DATASET RECORDS =>
····················
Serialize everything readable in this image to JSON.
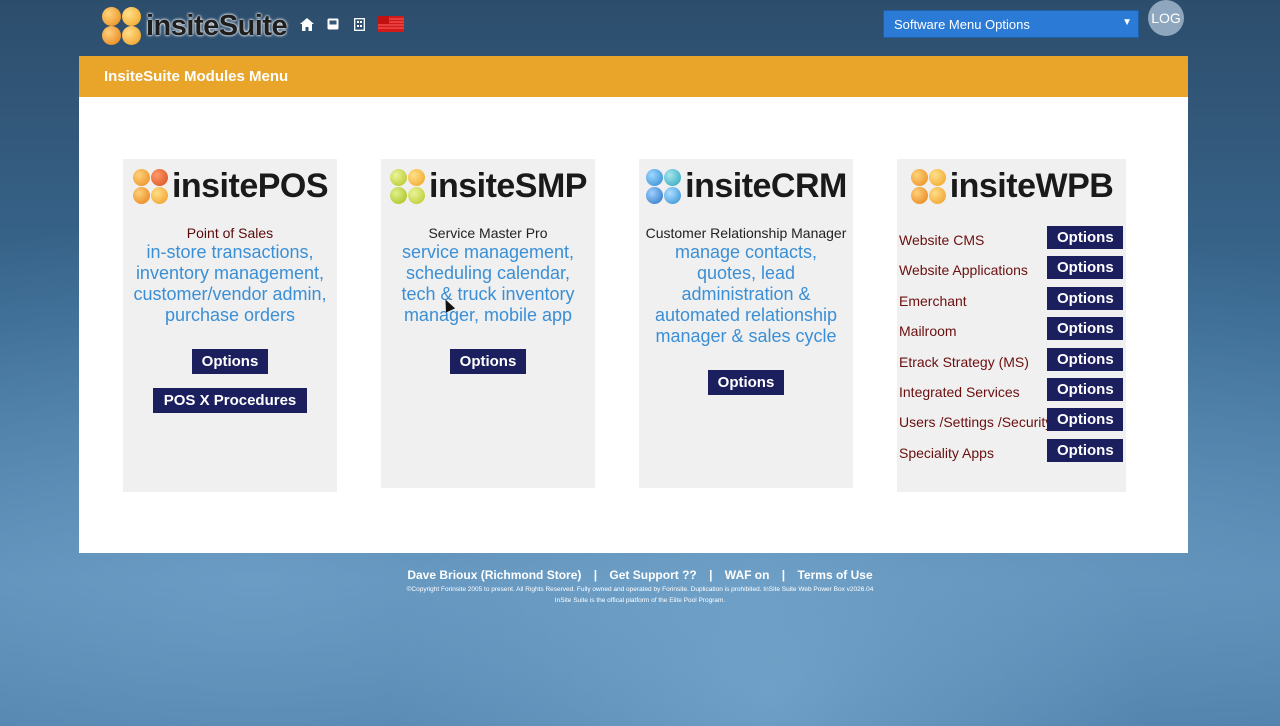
{
  "header": {
    "logo_text": "insiteSuite",
    "nav_icons": [
      "home-icon",
      "inbox-icon",
      "building-icon",
      "flag-icon"
    ],
    "menu_select": {
      "selected": "Software Menu Options"
    },
    "log_button": "LOG"
  },
  "panel": {
    "title": "InsiteSuite Modules Menu",
    "cards": [
      {
        "name": "insitePOS",
        "subtitle": "Point of Sales",
        "description": "in-store transactions, inventory management, customer/vendor admin, purchase orders",
        "options_label": "Options",
        "extra_button": "POS X Procedures"
      },
      {
        "name": "insiteSMP",
        "subtitle": "Service Master Pro",
        "description": "service management, scheduling calendar, tech & truck inventory manager, mobile app",
        "options_label": "Options"
      },
      {
        "name": "insiteCRM",
        "subtitle": "Customer Relationship Manager",
        "description": "manage contacts, quotes, lead administration & automated relationship manager & sales cycle",
        "options_label": "Options"
      },
      {
        "name": "insiteWPB",
        "items": [
          {
            "label": "Website CMS",
            "button": "Options"
          },
          {
            "label": "Website Applications",
            "button": "Options"
          },
          {
            "label": "Emerchant",
            "button": "Options"
          },
          {
            "label": "Mailroom",
            "button": "Options"
          },
          {
            "label": "Etrack Strategy (MS)",
            "button": "Options"
          },
          {
            "label": "Integrated Services",
            "button": "Options"
          },
          {
            "label": "Users /Settings /Security",
            "button": "Options"
          },
          {
            "label": "Speciality Apps",
            "button": "Options"
          }
        ]
      }
    ]
  },
  "footer": {
    "user": "Dave Brioux (Richmond Store)",
    "support": "Get Support ??",
    "waf": "WAF on",
    "terms": "Terms of Use",
    "separator": "|",
    "copyright": "©Copyright Forinsite 2005 to present. All Rights Reserved. Fully owned and operated by Forinsite. Duplication is prohibited. InSite Suite Web Power Box v2026.04",
    "tagline": "InSite Suite is the offical platform of the Elite Pool Program."
  },
  "colors": {
    "panel_header": "#e8a52a",
    "button": "#1b1f5e",
    "description_text": "#3a8fd6",
    "subtitle_text": "#5a0a0a",
    "select_bg": "#2b7bd6"
  }
}
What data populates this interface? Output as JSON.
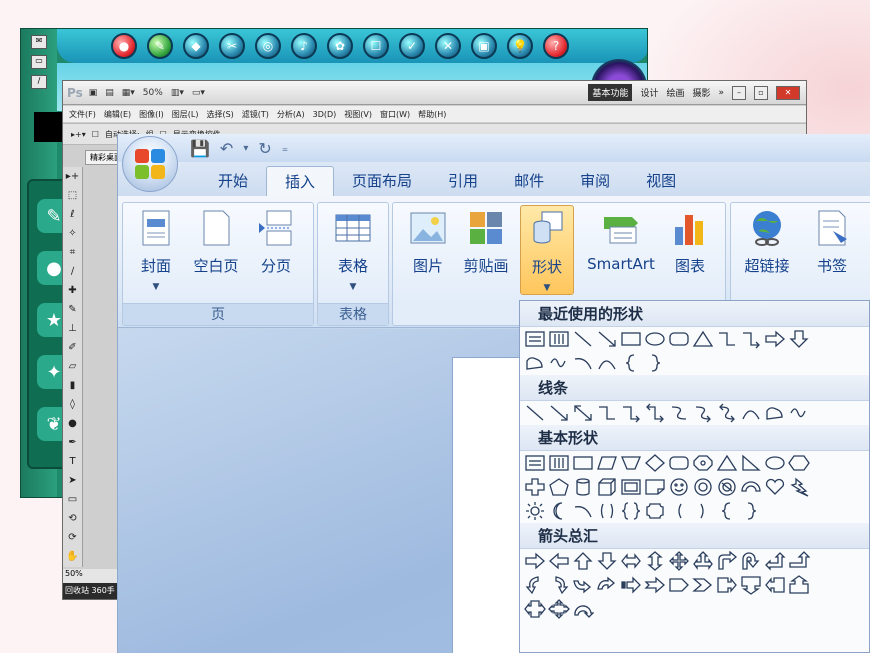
{
  "photoshop": {
    "logo": "Ps",
    "zoom": "50%",
    "workspaces": [
      "基本功能",
      "设计",
      "绘画",
      "摄影"
    ],
    "more": "»",
    "menus": [
      "文件(F)",
      "编辑(E)",
      "图像(I)",
      "图层(L)",
      "选择(S)",
      "滤镜(T)",
      "分析(A)",
      "3D(D)",
      "视图(V)",
      "窗口(W)",
      "帮助(H)"
    ],
    "options": [
      "自动选择:",
      "组",
      "显示变换控件"
    ],
    "doc_tab": "精彩桌面",
    "status_zoom": "50%",
    "taskbar": "回收站 360手"
  },
  "word": {
    "tabs": [
      "开始",
      "插入",
      "页面布局",
      "引用",
      "邮件",
      "审阅",
      "视图"
    ],
    "active_tab": "插入",
    "groups": [
      {
        "label": "页",
        "buttons": [
          "封面",
          "空白页",
          "分页"
        ]
      },
      {
        "label": "表格",
        "buttons": [
          "表格"
        ]
      },
      {
        "label": "",
        "buttons": [
          "图片",
          "剪贴画",
          "形状",
          "SmartArt",
          "图表"
        ]
      },
      {
        "label": "",
        "buttons": [
          "超链接",
          "书签"
        ]
      }
    ]
  },
  "shapes_menu": {
    "sections": [
      "最近使用的形状",
      "线条",
      "基本形状",
      "箭头总汇"
    ]
  },
  "colors": {
    "word_tab_text": "#15428b",
    "ribbon_active": "#ffc65c",
    "kids_green": "#1f8a6b"
  }
}
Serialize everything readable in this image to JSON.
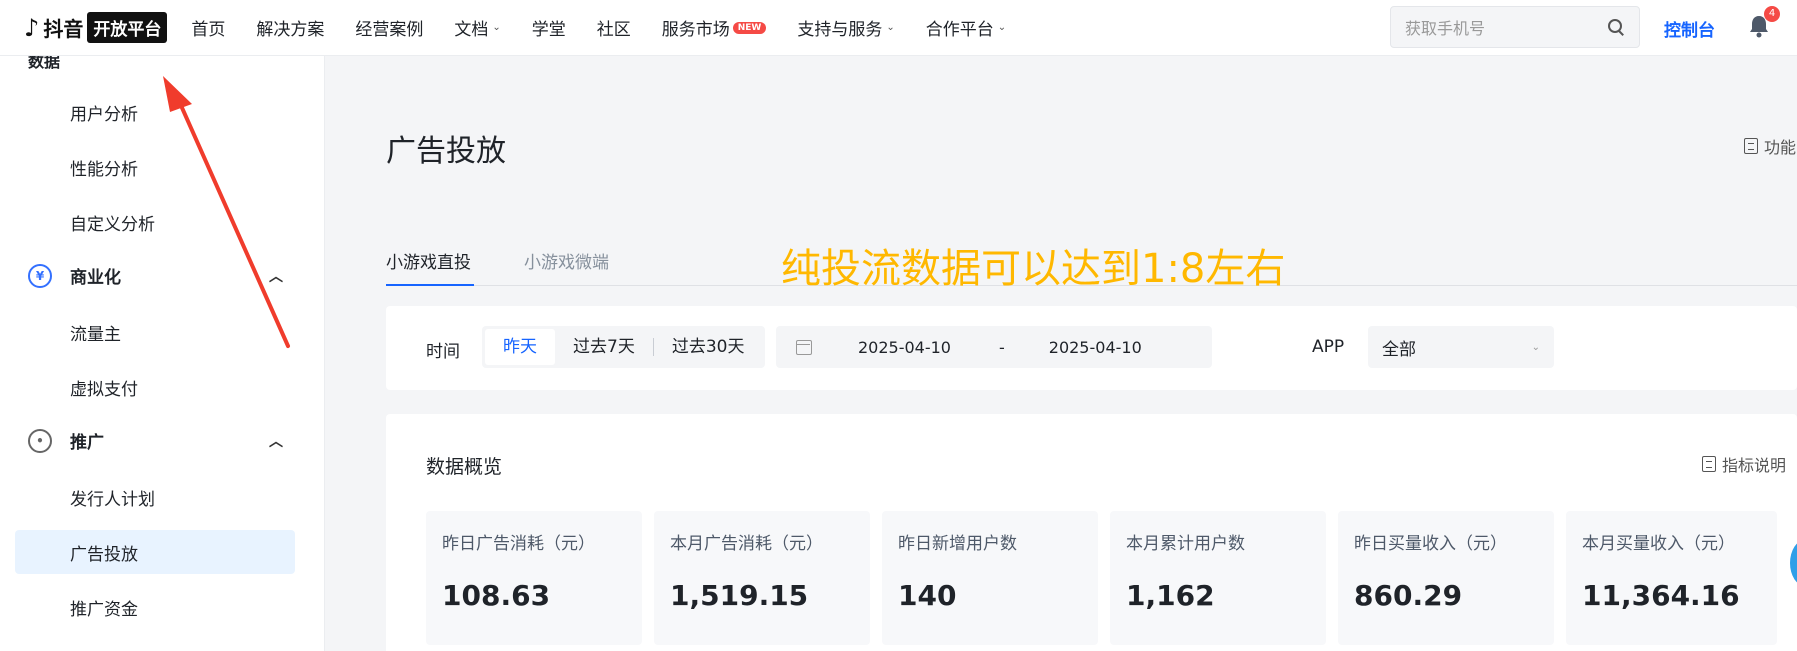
{
  "header": {
    "logo_note": "♪",
    "logo_brand": "抖音",
    "logo_platform": "开放平台",
    "nav": [
      {
        "label": "首页",
        "dropdown": false,
        "new": false
      },
      {
        "label": "解决方案",
        "dropdown": false,
        "new": false
      },
      {
        "label": "经营案例",
        "dropdown": false,
        "new": false
      },
      {
        "label": "文档",
        "dropdown": true,
        "new": false
      },
      {
        "label": "学堂",
        "dropdown": false,
        "new": false
      },
      {
        "label": "社区",
        "dropdown": false,
        "new": false
      },
      {
        "label": "服务市场",
        "dropdown": false,
        "new": true
      },
      {
        "label": "支持与服务",
        "dropdown": true,
        "new": false
      },
      {
        "label": "合作平台",
        "dropdown": true,
        "new": false
      }
    ],
    "new_badge": "NEW",
    "search_placeholder": "获取手机号",
    "console_label": "控制台",
    "notification_count": "4"
  },
  "sidebar": {
    "partial_label": "数据",
    "items": [
      {
        "label": "用户分析"
      },
      {
        "label": "性能分析"
      },
      {
        "label": "自定义分析"
      },
      {
        "label": "流量主"
      },
      {
        "label": "虚拟支付"
      },
      {
        "label": "发行人计划"
      },
      {
        "label": "广告投放"
      },
      {
        "label": "推广资金"
      }
    ],
    "groups": [
      {
        "label": "商业化",
        "icon": "yen-icon"
      },
      {
        "label": "推广",
        "icon": "broadcast-icon"
      }
    ]
  },
  "main": {
    "title": "广告投放",
    "func_link": "功能",
    "tabs": [
      {
        "label": "小游戏直投",
        "active": true
      },
      {
        "label": "小游戏微端",
        "active": false
      }
    ],
    "filter": {
      "time_label": "时间",
      "segments": [
        "昨天",
        "过去7天",
        "过去30天"
      ],
      "active_segment": "昨天",
      "date_start": "2025-04-10",
      "date_sep": "-",
      "date_end": "2025-04-10",
      "app_label": "APP",
      "app_value": "全部"
    },
    "overview": {
      "title": "数据概览",
      "link": "指标说明",
      "cards": [
        {
          "label": "昨日广告消耗（元）",
          "value": "108.63"
        },
        {
          "label": "本月广告消耗（元）",
          "value": "1,519.15"
        },
        {
          "label": "昨日新增用户数",
          "value": "140"
        },
        {
          "label": "本月累计用户数",
          "value": "1,162"
        },
        {
          "label": "昨日买量收入（元）",
          "value": "860.29"
        },
        {
          "label": "本月买量收入（元）",
          "value": "11,364.16"
        }
      ]
    }
  },
  "overlay_text": "纯投流数据可以达到1:8左右",
  "colors": {
    "accent": "#1664ff",
    "overlay": "#ffb800",
    "arrow": "#f03c2c"
  }
}
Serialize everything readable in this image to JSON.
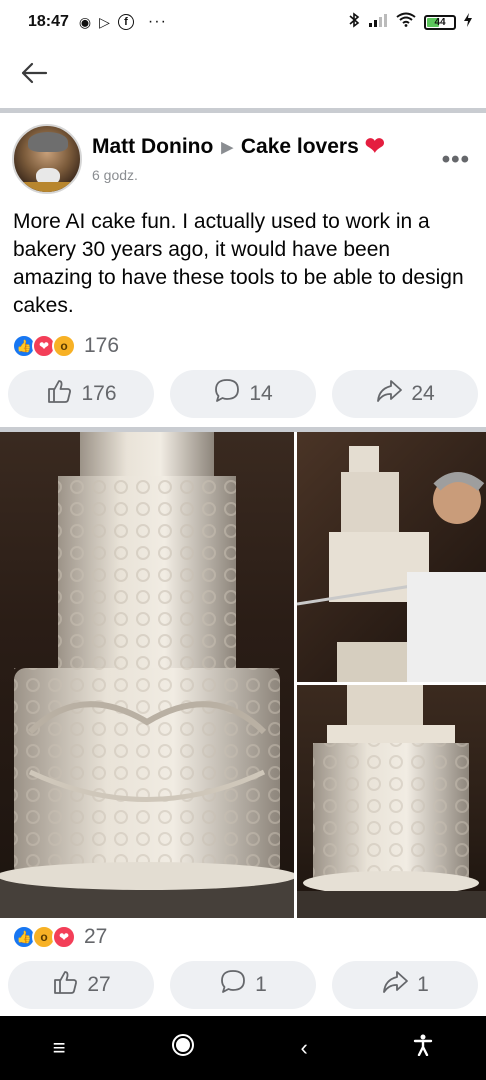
{
  "status_bar": {
    "time": "18:47",
    "battery_percent": "44",
    "battery_level": 0.44,
    "left_icons": [
      "chat-bubble-icon",
      "play-store-icon",
      "facebook-icon",
      "more-dots-icon"
    ],
    "right_icons": [
      "bluetooth-icon",
      "signal-icon",
      "wifi-icon",
      "battery-icon",
      "charging-icon"
    ]
  },
  "nav": {
    "back_icon": "back-arrow-icon"
  },
  "posts": [
    {
      "author": "Matt Donino",
      "group": "Cake lovers",
      "time": "6 godz.",
      "text": "More AI cake fun. I actually used to work in a bakery 30 years ago, it would have been amazing to have these tools to be able to design cakes.",
      "reaction_count": "176",
      "actions": {
        "like": "176",
        "comment": "14",
        "share": "24"
      }
    },
    {
      "reaction_count": "27",
      "actions": {
        "like": "27",
        "comment": "1",
        "share": "1"
      }
    }
  ],
  "colors": {
    "accent": "#1877f2",
    "love": "#f33e58",
    "wow": "#f7b125",
    "heart": "#e41e3f",
    "muted_text": "#65676b",
    "button_bg": "#eef0f3"
  },
  "system_nav": [
    "menu-icon",
    "home-icon",
    "back-icon",
    "accessibility-icon"
  ]
}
····················
TASK DIRECTIONS => Take the listing above and restate it word for word, without its pictures.

WRITTEN ANSWER =>
Serialize everything readable in this image to JSON.
{
  "header": {
    "logo_text": "insiteSuite",
    "nav_icons": [
      "home-icon",
      "inbox-icon",
      "building-icon",
      "flag-icon"
    ],
    "menu_select": {
      "selected": "Software Menu Options"
    },
    "log_button": "LOG"
  },
  "panel": {
    "title": "InsiteSuite Modules Menu",
    "cards": [
      {
        "name": "insitePOS",
        "subtitle": "Point of Sales",
        "description": "in-store transactions, inventory management, customer/vendor admin, purchase orders",
        "options_label": "Options",
        "extra_button": "POS X Procedures"
      },
      {
        "name": "insiteSMP",
        "subtitle": "Service Master Pro",
        "description": "service management, scheduling calendar, tech & truck inventory manager, mobile app",
        "options_label": "Options"
      },
      {
        "name": "insiteCRM",
        "subtitle": "Customer Relationship Manager",
        "description": "manage contacts, quotes, lead administration & automated relationship manager & sales cycle",
        "options_label": "Options"
      },
      {
        "name": "insiteWPB",
        "items": [
          {
            "label": "Website CMS",
            "button": "Options"
          },
          {
            "label": "Website Applications",
            "button": "Options"
          },
          {
            "label": "Emerchant",
            "button": "Options"
          },
          {
            "label": "Mailroom",
            "button": "Options"
          },
          {
            "label": "Etrack Strategy (MS)",
            "button": "Options"
          },
          {
            "label": "Integrated Services",
            "button": "Options"
          },
          {
            "label": "Users /Settings /Security",
            "button": "Options"
          },
          {
            "label": "Speciality Apps",
            "button": "Options"
          }
        ]
      }
    ]
  },
  "footer": {
    "user": "Dave Brioux (Richmond Store)",
    "support": "Get Support ??",
    "waf": "WAF on",
    "terms": "Terms of Use",
    "separator": "|",
    "copyright": "©Copyright Forinsite 2005 to present. All Rights Reserved. Fully owned and operated by Forinsite. Duplication is prohibited. InSite Suite Web Power Box v2026.04",
    "tagline": "InSite Suite is the offical platform of the Elite Pool Program."
  },
  "colors": {
    "panel_header": "#e8a52a",
    "button": "#1b1f5e",
    "description_text": "#3a8fd6",
    "subtitle_text": "#5a0a0a",
    "select_bg": "#2b7bd6"
  }
}
What data populates this interface? Output as JSON.
{
  "photoshop": {
    "logo": "Ps",
    "zoom": "50%",
    "workspaces": [
      "基本功能",
      "设计",
      "绘画",
      "摄影"
    ],
    "more": "»",
    "menus": [
      "文件(F)",
      "编辑(E)",
      "图像(I)",
      "图层(L)",
      "选择(S)",
      "滤镜(T)",
      "分析(A)",
      "3D(D)",
      "视图(V)",
      "窗口(W)",
      "帮助(H)"
    ],
    "options": [
      "自动选择:",
      "组",
      "显示变换控件"
    ],
    "doc_tab": "精彩桌面",
    "status_zoom": "50%",
    "taskbar": "回收站 360手"
  },
  "word": {
    "tabs": [
      "开始",
      "插入",
      "页面布局",
      "引用",
      "邮件",
      "审阅",
      "视图"
    ],
    "active_tab": "插入",
    "groups": [
      {
        "label": "页",
        "buttons": [
          "封面",
          "空白页",
          "分页"
        ]
      },
      {
        "label": "表格",
        "buttons": [
          "表格"
        ]
      },
      {
        "label": "",
        "buttons": [
          "图片",
          "剪贴画",
          "形状",
          "SmartArt",
          "图表"
        ]
      },
      {
        "label": "",
        "buttons": [
          "超链接",
          "书签"
        ]
      }
    ]
  },
  "shapes_menu": {
    "sections": [
      "最近使用的形状",
      "线条",
      "基本形状",
      "箭头总汇"
    ]
  },
  "colors": {
    "word_tab_text": "#15428b",
    "ribbon_active": "#ffc65c",
    "kids_green": "#1f8a6b"
  }
}
Serialize everything readable in this image to JSON.
{
  "header": {
    "logo_note": "♪",
    "logo_brand": "抖音",
    "logo_platform": "开放平台",
    "nav": [
      {
        "label": "首页",
        "dropdown": false,
        "new": false
      },
      {
        "label": "解决方案",
        "dropdown": false,
        "new": false
      },
      {
        "label": "经营案例",
        "dropdown": false,
        "new": false
      },
      {
        "label": "文档",
        "dropdown": true,
        "new": false
      },
      {
        "label": "学堂",
        "dropdown": false,
        "new": false
      },
      {
        "label": "社区",
        "dropdown": false,
        "new": false
      },
      {
        "label": "服务市场",
        "dropdown": false,
        "new": true
      },
      {
        "label": "支持与服务",
        "dropdown": true,
        "new": false
      },
      {
        "label": "合作平台",
        "dropdown": true,
        "new": false
      }
    ],
    "new_badge": "NEW",
    "search_placeholder": "获取手机号",
    "console_label": "控制台",
    "notification_count": "4"
  },
  "sidebar": {
    "partial_label": "数据",
    "items": [
      {
        "label": "用户分析"
      },
      {
        "label": "性能分析"
      },
      {
        "label": "自定义分析"
      },
      {
        "label": "流量主"
      },
      {
        "label": "虚拟支付"
      },
      {
        "label": "发行人计划"
      },
      {
        "label": "广告投放"
      },
      {
        "label": "推广资金"
      }
    ],
    "groups": [
      {
        "label": "商业化",
        "icon": "yen-icon"
      },
      {
        "label": "推广",
        "icon": "broadcast-icon"
      }
    ]
  },
  "main": {
    "title": "广告投放",
    "func_link": "功能",
    "tabs": [
      {
        "label": "小游戏直投",
        "active": true
      },
      {
        "label": "小游戏微端",
        "active": false
      }
    ],
    "filter": {
      "time_label": "时间",
      "segments": [
        "昨天",
        "过去7天",
        "过去30天"
      ],
      "active_segment": "昨天",
      "date_start": "2025-04-10",
      "date_sep": "-",
      "date_end": "2025-04-10",
      "app_label": "APP",
      "app_value": "全部"
    },
    "overview": {
      "title": "数据概览",
      "link": "指标说明",
      "cards": [
        {
          "label": "昨日广告消耗（元）",
          "value": "108.63"
        },
        {
          "label": "本月广告消耗（元）",
          "value": "1,519.15"
        },
        {
          "label": "昨日新增用户数",
          "value": "140"
        },
        {
          "label": "本月累计用户数",
          "value": "1,162"
        },
        {
          "label": "昨日买量收入（元）",
          "value": "860.29"
        },
        {
          "label": "本月买量收入（元）",
          "value": "11,364.16"
        }
      ]
    }
  },
  "overlay_text": "纯投流数据可以达到1:8左右",
  "colors": {
    "accent": "#1664ff",
    "overlay": "#ffb800",
    "arrow": "#f03c2c"
  }
}
Serialize everything readable in this image to JSON.
{
  "status_bar": {
    "time": "18:47",
    "battery_percent": "44",
    "battery_level": 0.44,
    "left_icons": [
      "chat-bubble-icon",
      "play-store-icon",
      "facebook-icon",
      "more-dots-icon"
    ],
    "right_icons": [
      "bluetooth-icon",
      "signal-icon",
      "wifi-icon",
      "battery-icon",
      "charging-icon"
    ]
  },
  "nav": {
    "back_icon": "back-arrow-icon"
  },
  "posts": [
    {
      "author": "Matt Donino",
      "group": "Cake lovers",
      "time": "6 godz.",
      "text": "More AI cake fun. I actually used to work in a bakery 30 years ago, it would have been amazing to have these tools to be able to design cakes.",
      "reaction_count": "176",
      "actions": {
        "like": "176",
        "comment": "14",
        "share": "24"
      }
    },
    {
      "reaction_count": "27",
      "actions": {
        "like": "27",
        "comment": "1",
        "share": "1"
      }
    }
  ],
  "colors": {
    "accent": "#1877f2",
    "love": "#f33e58",
    "wow": "#f7b125",
    "heart": "#e41e3f",
    "muted_text": "#65676b",
    "button_bg": "#eef0f3"
  },
  "system_nav": [
    "menu-icon",
    "home-icon",
    "back-icon",
    "accessibility-icon"
  ]
}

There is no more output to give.